╭─ RECORDS PROVIDED

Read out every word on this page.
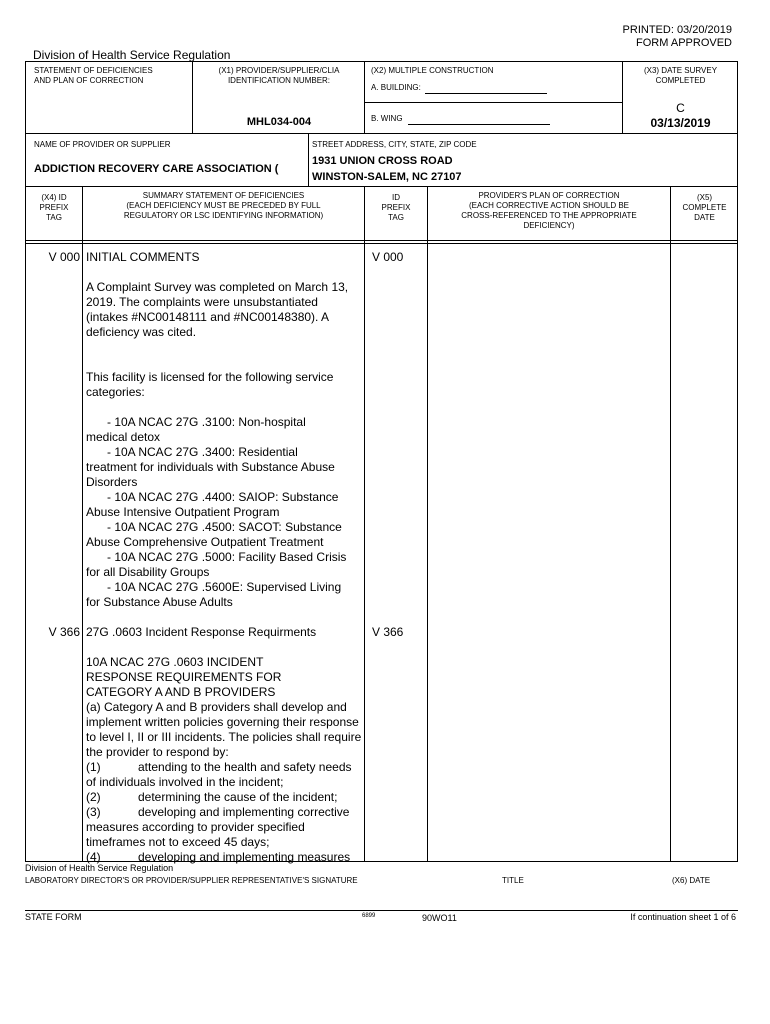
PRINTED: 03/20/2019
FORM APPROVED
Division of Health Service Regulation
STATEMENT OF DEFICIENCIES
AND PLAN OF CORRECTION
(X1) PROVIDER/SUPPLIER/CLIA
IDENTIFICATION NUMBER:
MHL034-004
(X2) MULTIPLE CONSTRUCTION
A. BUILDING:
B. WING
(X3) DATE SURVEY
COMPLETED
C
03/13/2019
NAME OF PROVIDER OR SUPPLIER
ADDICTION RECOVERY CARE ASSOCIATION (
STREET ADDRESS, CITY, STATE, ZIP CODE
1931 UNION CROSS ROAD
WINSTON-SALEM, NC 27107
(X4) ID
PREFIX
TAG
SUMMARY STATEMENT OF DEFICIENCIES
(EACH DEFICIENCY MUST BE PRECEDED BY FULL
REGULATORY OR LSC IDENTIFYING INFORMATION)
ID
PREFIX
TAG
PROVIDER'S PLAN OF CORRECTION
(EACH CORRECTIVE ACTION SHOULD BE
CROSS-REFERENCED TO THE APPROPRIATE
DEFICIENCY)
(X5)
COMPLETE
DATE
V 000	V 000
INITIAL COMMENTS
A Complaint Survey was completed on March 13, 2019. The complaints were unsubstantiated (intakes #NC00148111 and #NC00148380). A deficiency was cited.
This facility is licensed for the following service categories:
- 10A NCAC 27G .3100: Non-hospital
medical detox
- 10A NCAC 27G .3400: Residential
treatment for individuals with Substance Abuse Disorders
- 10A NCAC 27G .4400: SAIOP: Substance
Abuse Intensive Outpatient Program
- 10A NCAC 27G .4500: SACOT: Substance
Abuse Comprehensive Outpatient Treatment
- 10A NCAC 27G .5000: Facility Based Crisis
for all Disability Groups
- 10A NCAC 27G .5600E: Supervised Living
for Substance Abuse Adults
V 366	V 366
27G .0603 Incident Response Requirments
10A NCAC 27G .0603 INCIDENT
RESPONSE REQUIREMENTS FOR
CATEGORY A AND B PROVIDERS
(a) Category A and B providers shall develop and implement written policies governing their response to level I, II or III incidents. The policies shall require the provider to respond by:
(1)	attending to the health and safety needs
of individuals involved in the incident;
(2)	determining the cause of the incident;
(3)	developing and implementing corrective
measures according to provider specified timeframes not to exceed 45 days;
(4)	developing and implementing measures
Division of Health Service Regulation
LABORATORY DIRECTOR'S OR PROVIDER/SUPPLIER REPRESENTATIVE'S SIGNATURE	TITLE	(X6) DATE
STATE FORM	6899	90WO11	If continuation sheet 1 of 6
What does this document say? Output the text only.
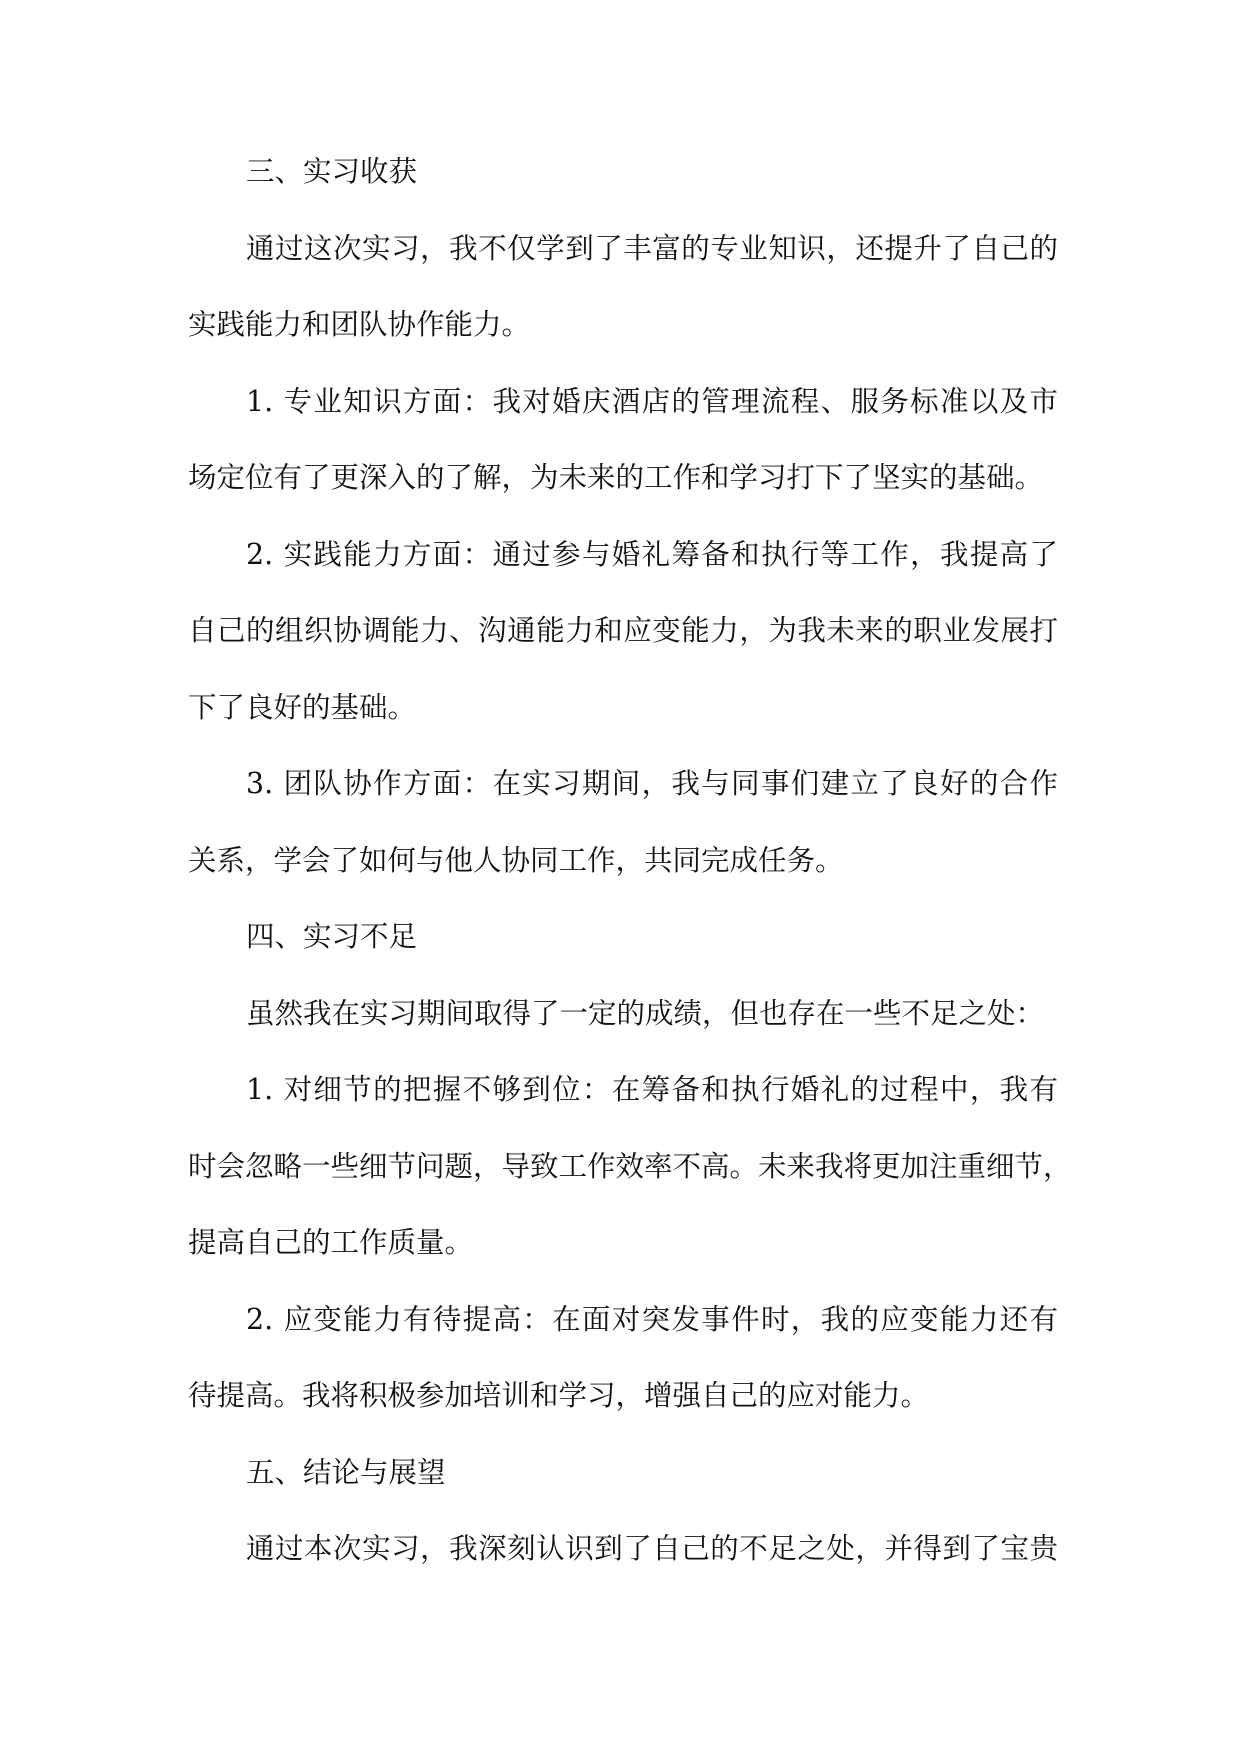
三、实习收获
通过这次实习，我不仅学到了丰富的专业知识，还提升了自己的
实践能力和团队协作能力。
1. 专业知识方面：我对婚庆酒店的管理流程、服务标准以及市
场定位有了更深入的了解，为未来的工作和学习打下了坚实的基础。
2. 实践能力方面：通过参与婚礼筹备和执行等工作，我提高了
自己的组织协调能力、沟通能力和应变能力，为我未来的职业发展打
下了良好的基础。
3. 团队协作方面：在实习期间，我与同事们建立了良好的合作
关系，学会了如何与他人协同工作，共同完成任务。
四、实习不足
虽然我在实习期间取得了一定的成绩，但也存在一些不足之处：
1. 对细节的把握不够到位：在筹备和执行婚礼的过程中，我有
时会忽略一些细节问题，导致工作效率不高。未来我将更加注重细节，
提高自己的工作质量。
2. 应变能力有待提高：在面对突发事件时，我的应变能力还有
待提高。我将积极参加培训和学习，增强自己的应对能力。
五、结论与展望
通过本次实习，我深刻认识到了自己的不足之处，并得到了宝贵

╰─

#### THE EXERCISE:
Omit each picture, then return all of the listing exactly as it stands.

#### RESULT OF THIS TASK:
Read out every word on this page.
PRINTED: 03/20/2019
FORM APPROVED
Division of Health Service Regulation
STATEMENT OF DEFICIENCIES
AND PLAN OF CORRECTION
(X1) PROVIDER/SUPPLIER/CLIA
IDENTIFICATION NUMBER:
MHL034-004
(X2) MULTIPLE CONSTRUCTION
A. BUILDING:
B. WING
(X3) DATE SURVEY
COMPLETED
C
03/13/2019
NAME OF PROVIDER OR SUPPLIER
ADDICTION RECOVERY CARE ASSOCIATION (
STREET ADDRESS, CITY, STATE, ZIP CODE
1931 UNION CROSS ROAD
WINSTON-SALEM, NC 27107
(X4) ID
PREFIX
TAG
SUMMARY STATEMENT OF DEFICIENCIES
(EACH DEFICIENCY MUST BE PRECEDED BY FULL
REGULATORY OR LSC IDENTIFYING INFORMATION)
ID
PREFIX
TAG
PROVIDER'S PLAN OF CORRECTION
(EACH CORRECTIVE ACTION SHOULD BE
CROSS-REFERENCED TO THE APPROPRIATE
DEFICIENCY)
(X5)
COMPLETE
DATE
V 000	V 000
INITIAL COMMENTS
A Complaint Survey was completed on March 13, 2019. The complaints were unsubstantiated (intakes #NC00148111 and #NC00148380). A deficiency was cited.
This facility is licensed for the following service categories:
- 10A NCAC 27G .3100: Non-hospital
medical detox
- 10A NCAC 27G .3400: Residential
treatment for individuals with Substance Abuse Disorders
- 10A NCAC 27G .4400: SAIOP: Substance
Abuse Intensive Outpatient Program
- 10A NCAC 27G .4500: SACOT: Substance
Abuse Comprehensive Outpatient Treatment
- 10A NCAC 27G .5000: Facility Based Crisis
for all Disability Groups
- 10A NCAC 27G .5600E: Supervised Living
for Substance Abuse Adults
V 366	V 366
27G .0603 Incident Response Requirments
10A NCAC 27G .0603 INCIDENT
RESPONSE REQUIREMENTS FOR
CATEGORY A AND B PROVIDERS
(a) Category A and B providers shall develop and implement written policies governing their response to level I, II or III incidents. The policies shall require the provider to respond by:
(1)	attending to the health and safety needs
of individuals involved in the incident;
(2)	determining the cause of the incident;
(3)	developing and implementing corrective
measures according to provider specified timeframes not to exceed 45 days;
(4)	developing and implementing measures
Division of Health Service Regulation
LABORATORY DIRECTOR'S OR PROVIDER/SUPPLIER REPRESENTATIVE'S SIGNATURE	TITLE	(X6) DATE
STATE FORM	6899	90WO11	If continuation sheet 1 of 6
What does this document say? Output the text only.
三、实习收获
通过这次实习，我不仅学到了丰富的专业知识，还提升了自己的
实践能力和团队协作能力。
1. 专业知识方面：我对婚庆酒店的管理流程、服务标准以及市
场定位有了更深入的了解，为未来的工作和学习打下了坚实的基础。
2. 实践能力方面：通过参与婚礼筹备和执行等工作，我提高了
自己的组织协调能力、沟通能力和应变能力，为我未来的职业发展打
下了良好的基础。
3. 团队协作方面：在实习期间，我与同事们建立了良好的合作
关系，学会了如何与他人协同工作，共同完成任务。
四、实习不足
虽然我在实习期间取得了一定的成绩，但也存在一些不足之处：
1. 对细节的把握不够到位：在筹备和执行婚礼的过程中，我有
时会忽略一些细节问题，导致工作效率不高。未来我将更加注重细节，
提高自己的工作质量。
2. 应变能力有待提高：在面对突发事件时，我的应变能力还有
待提高。我将积极参加培训和学习，增强自己的应对能力。
五、结论与展望
通过本次实习，我深刻认识到了自己的不足之处，并得到了宝贵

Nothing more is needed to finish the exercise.